▶ Task input
★ ★ ★ ★ ★ ★ ★

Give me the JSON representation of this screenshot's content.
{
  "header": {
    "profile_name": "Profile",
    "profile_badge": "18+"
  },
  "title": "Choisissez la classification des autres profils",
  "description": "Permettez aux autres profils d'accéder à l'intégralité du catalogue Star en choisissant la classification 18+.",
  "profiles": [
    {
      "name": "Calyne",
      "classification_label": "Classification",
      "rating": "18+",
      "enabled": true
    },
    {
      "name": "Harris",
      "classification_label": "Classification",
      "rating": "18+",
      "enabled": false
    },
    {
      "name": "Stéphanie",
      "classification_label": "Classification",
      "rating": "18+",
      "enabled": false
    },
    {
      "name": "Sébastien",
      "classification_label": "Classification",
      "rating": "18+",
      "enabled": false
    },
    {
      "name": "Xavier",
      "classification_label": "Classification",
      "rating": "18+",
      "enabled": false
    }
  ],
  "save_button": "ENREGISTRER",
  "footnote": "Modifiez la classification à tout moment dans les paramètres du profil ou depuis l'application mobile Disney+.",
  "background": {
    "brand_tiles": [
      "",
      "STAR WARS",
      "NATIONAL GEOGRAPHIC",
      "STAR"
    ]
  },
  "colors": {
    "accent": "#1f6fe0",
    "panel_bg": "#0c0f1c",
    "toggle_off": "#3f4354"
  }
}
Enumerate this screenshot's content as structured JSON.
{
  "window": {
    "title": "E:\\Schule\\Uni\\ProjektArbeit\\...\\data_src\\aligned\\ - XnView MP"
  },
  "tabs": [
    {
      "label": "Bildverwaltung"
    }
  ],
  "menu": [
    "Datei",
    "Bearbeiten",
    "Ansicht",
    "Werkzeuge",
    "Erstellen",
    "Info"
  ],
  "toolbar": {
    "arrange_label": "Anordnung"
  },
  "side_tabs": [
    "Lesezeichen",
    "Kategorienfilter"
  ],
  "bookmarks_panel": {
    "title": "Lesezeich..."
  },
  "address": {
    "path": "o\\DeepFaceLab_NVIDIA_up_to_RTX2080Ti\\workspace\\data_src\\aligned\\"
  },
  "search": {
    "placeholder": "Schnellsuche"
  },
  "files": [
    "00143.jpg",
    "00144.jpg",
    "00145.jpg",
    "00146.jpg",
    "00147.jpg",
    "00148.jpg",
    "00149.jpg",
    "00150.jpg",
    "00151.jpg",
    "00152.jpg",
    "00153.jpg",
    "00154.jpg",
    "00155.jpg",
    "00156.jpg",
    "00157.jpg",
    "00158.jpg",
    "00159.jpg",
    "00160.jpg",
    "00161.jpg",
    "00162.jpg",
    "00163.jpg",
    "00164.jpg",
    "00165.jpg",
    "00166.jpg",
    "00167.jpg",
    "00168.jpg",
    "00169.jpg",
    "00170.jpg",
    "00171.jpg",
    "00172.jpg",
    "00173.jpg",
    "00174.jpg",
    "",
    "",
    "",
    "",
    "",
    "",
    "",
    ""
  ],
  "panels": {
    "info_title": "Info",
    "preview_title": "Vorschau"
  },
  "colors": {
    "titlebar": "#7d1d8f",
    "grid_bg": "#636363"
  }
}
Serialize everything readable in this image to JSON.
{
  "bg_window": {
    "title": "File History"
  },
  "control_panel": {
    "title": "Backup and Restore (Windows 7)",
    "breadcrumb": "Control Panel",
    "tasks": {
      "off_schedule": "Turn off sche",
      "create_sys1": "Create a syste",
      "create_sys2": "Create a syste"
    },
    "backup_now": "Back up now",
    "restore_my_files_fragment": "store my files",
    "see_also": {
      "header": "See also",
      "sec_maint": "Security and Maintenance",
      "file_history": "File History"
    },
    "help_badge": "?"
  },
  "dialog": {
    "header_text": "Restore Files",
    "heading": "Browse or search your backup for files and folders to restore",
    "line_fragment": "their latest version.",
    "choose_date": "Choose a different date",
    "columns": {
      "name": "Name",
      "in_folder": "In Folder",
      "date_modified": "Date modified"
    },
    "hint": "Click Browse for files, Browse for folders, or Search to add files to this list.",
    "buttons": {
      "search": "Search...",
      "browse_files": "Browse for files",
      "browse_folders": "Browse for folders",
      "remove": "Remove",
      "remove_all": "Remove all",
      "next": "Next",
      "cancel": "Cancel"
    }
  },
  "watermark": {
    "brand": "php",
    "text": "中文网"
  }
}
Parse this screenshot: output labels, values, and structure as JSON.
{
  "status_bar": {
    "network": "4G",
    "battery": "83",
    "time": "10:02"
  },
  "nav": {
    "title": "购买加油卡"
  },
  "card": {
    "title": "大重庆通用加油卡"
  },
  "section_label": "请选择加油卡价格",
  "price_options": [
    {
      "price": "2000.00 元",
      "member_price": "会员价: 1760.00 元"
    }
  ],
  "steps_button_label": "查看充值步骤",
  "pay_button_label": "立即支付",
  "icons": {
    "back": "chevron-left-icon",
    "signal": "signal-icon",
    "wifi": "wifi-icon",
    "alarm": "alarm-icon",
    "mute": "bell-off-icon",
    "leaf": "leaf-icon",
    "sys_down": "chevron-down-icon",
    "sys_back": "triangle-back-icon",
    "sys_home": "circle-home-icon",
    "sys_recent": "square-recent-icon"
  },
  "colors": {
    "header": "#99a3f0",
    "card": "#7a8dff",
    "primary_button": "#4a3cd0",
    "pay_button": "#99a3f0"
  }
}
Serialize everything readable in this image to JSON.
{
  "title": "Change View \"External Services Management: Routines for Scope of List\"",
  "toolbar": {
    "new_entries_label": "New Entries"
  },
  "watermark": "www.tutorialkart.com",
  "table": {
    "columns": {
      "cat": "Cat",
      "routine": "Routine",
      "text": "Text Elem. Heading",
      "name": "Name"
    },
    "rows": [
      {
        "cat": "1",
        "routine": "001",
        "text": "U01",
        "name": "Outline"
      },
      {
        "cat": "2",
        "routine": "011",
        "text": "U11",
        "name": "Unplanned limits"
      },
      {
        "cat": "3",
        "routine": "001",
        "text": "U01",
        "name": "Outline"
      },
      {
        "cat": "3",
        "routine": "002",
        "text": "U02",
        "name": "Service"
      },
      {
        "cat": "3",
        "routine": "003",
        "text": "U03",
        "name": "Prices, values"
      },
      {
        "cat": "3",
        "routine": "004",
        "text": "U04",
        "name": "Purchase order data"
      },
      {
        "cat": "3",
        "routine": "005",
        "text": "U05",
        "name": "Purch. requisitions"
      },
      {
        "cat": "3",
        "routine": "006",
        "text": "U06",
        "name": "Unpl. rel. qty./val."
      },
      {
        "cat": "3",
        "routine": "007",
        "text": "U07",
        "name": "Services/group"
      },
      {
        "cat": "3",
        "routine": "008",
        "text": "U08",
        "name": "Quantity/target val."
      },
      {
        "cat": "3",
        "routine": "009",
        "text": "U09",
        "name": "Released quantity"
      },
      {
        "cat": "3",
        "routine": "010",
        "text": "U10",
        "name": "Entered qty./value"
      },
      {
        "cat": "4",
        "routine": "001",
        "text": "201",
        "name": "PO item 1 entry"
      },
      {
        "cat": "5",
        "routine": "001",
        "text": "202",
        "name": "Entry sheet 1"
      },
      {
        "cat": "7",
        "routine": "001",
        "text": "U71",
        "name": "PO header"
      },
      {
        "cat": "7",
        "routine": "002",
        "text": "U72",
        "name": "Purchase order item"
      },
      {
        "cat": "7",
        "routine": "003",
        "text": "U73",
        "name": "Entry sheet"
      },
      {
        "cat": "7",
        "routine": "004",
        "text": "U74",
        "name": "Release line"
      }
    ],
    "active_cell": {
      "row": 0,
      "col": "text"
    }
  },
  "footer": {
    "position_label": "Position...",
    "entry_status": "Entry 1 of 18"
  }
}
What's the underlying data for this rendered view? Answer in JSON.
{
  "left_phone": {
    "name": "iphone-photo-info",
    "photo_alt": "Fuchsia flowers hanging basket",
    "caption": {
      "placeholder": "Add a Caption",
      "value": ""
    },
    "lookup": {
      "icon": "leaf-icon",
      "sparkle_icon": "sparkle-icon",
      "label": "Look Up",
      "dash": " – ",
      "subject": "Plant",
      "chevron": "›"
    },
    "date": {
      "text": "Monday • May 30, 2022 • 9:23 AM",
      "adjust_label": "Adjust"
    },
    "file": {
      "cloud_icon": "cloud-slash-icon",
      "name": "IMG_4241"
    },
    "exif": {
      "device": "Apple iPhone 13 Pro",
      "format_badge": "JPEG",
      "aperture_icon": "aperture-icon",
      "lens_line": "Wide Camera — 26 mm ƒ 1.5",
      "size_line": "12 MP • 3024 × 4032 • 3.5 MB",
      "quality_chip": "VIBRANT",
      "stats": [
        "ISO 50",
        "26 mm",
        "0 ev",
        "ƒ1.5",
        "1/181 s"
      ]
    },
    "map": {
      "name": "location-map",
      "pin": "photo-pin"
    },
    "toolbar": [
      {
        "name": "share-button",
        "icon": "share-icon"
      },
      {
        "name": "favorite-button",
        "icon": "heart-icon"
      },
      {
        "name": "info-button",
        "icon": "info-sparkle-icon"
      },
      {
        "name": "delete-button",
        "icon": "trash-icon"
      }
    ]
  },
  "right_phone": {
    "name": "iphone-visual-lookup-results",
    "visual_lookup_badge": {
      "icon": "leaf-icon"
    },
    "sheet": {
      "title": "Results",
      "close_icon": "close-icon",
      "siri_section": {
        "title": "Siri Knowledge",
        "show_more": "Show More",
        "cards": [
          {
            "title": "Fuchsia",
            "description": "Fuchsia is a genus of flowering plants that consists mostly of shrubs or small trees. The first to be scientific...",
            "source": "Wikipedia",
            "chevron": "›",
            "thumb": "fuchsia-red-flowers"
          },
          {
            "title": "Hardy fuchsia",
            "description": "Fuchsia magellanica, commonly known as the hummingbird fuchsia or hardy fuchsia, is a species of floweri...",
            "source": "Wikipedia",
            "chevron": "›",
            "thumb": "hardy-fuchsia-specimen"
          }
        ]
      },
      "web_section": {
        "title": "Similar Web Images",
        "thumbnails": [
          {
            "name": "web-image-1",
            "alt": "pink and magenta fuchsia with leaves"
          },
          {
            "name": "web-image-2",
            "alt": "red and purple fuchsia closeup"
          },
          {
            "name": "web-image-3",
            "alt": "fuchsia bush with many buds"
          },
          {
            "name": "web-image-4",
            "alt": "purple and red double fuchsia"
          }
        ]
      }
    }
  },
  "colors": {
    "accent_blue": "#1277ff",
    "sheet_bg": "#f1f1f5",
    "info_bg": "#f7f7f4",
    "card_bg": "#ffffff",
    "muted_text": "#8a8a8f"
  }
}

★ ★ ★ ★ ★ ★ ★

▶ Task brief
From the records above, pick out and copy each line holding the word "autres".

▶ Solved problem
  "title": "Choisissez la classification des autres profils",
  "description": "Permettez aux autres profils d'accéder à l'intégralité du catalogue Star en choisissant la classification 18+.",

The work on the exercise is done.